Directive - Give every line back verbatim, dropping all images.

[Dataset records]
* * * * *

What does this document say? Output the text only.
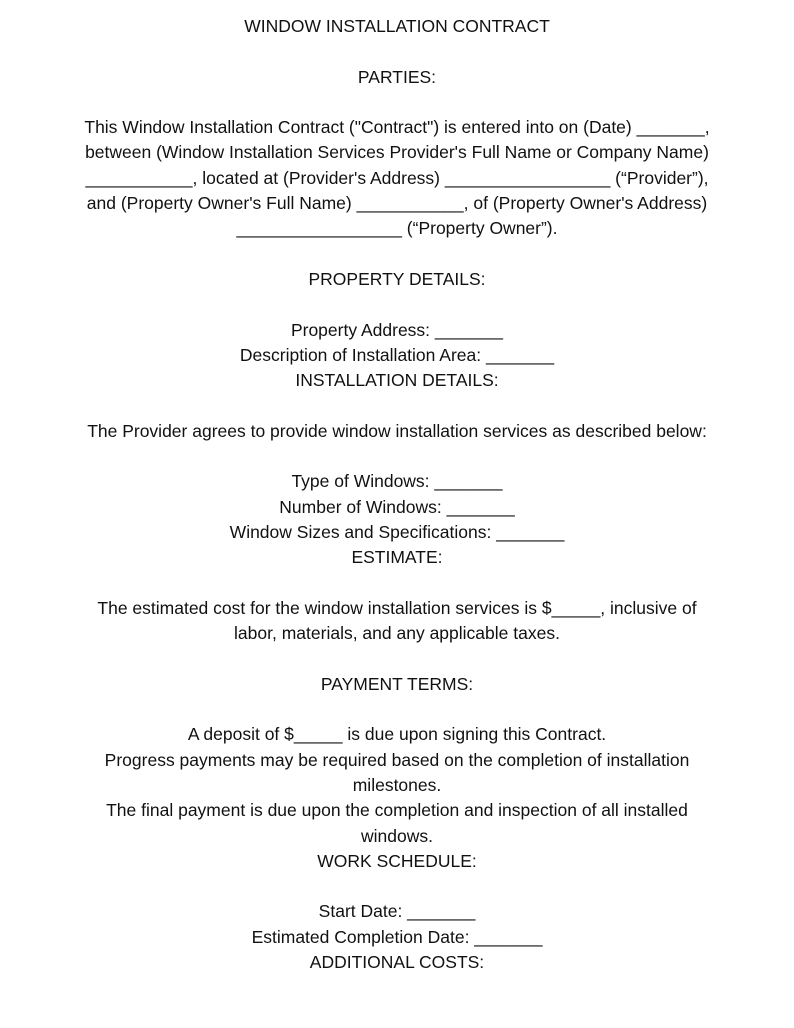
WINDOW INSTALLATION CONTRACT
PARTIES:
This Window Installation Contract ("Contract") is entered into on (Date) _______,
between (Window Installation Services Provider's Full Name or Company Name)
___________, located at (Provider's Address) _________________ (“Provider”),
and (Property Owner's Full Name) ___________, of (Property Owner's Address)
_________________ (“Property Owner”).
PROPERTY DETAILS:
Property Address: _______
Description of Installation Area: _______
INSTALLATION DETAILS:
The Provider agrees to provide window installation services as described below:
Type of Windows: _______
Number of Windows: _______
Window Sizes and Specifications: _______
ESTIMATE:
The estimated cost for the window installation services is $_____, inclusive of
labor, materials, and any applicable taxes.
PAYMENT TERMS:
A deposit of $_____ is due upon signing this Contract.
Progress payments may be required based on the completion of installation
milestones.
The final payment is due upon the completion and inspection of all installed
windows.
WORK SCHEDULE:
Start Date: _______
Estimated Completion Date: _______
ADDITIONAL COSTS:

* * * * *

Complete answer -
What does this document say? Output the text only.
WINDOW INSTALLATION CONTRACT
PARTIES:
This Window Installation Contract ("Contract") is entered into on (Date) _______,
between (Window Installation Services Provider's Full Name or Company Name)
___________, located at (Provider's Address) _________________ (“Provider”),
and (Property Owner's Full Name) ___________, of (Property Owner's Address)
_________________ (“Property Owner”).
PROPERTY DETAILS:
Property Address: _______
Description of Installation Area: _______
INSTALLATION DETAILS:
The Provider agrees to provide window installation services as described below:
Type of Windows: _______
Number of Windows: _______
Window Sizes and Specifications: _______
ESTIMATE:
The estimated cost for the window installation services is $_____, inclusive of
labor, materials, and any applicable taxes.
PAYMENT TERMS:
A deposit of $_____ is due upon signing this Contract.
Progress payments may be required based on the completion of installation
milestones.
The final payment is due upon the completion and inspection of all installed
windows.
WORK SCHEDULE:
Start Date: _______
Estimated Completion Date: _______
ADDITIONAL COSTS:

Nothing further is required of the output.